● **Goal**
Write out the complete material exactly as it stands.

● **Provided data**

____________

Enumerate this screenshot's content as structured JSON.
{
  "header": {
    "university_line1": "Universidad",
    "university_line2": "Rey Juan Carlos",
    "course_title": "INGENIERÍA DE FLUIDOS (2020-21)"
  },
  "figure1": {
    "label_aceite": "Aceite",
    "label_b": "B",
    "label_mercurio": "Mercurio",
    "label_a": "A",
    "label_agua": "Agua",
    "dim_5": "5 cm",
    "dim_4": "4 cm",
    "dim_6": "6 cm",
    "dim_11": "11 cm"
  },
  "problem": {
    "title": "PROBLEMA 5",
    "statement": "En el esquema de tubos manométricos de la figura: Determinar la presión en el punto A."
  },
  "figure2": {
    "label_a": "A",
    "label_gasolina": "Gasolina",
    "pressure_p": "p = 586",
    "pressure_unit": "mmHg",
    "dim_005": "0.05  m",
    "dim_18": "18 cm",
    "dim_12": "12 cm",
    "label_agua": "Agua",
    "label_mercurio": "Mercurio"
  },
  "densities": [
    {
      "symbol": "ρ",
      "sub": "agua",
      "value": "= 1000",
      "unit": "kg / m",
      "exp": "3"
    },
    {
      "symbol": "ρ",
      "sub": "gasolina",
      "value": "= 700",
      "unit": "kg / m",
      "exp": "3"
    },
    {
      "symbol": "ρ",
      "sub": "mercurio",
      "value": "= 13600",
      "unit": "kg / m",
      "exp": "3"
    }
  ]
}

____________

● **The output**
Enumerate this screenshot's content as structured JSON.
{
  "header": {
    "university_line1": "Universidad",
    "university_line2": "Rey Juan Carlos",
    "course_title": "INGENIERÍA DE FLUIDOS (2020-21)"
  },
  "figure1": {
    "label_aceite": "Aceite",
    "label_b": "B",
    "label_mercurio": "Mercurio",
    "label_a": "A",
    "label_agua": "Agua",
    "dim_5": "5 cm",
    "dim_4": "4 cm",
    "dim_6": "6 cm",
    "dim_11": "11 cm"
  },
  "problem": {
    "title": "PROBLEMA 5",
    "statement": "En el esquema de tubos manométricos de la figura: Determinar la presión en el punto A."
  },
  "figure2": {
    "label_a": "A",
    "label_gasolina": "Gasolina",
    "pressure_p": "p = 586",
    "pressure_unit": "mmHg",
    "dim_005": "0.05  m",
    "dim_18": "18 cm",
    "dim_12": "12 cm",
    "label_agua": "Agua",
    "label_mercurio": "Mercurio"
  },
  "densities": [
    {
      "symbol": "ρ",
      "sub": "agua",
      "value": "= 1000",
      "unit": "kg / m",
      "exp": "3"
    },
    {
      "symbol": "ρ",
      "sub": "gasolina",
      "value": "= 700",
      "unit": "kg / m",
      "exp": "3"
    },
    {
      "symbol": "ρ",
      "sub": "mercurio",
      "value": "= 13600",
      "unit": "kg / m",
      "exp": "3"
    }
  ]
}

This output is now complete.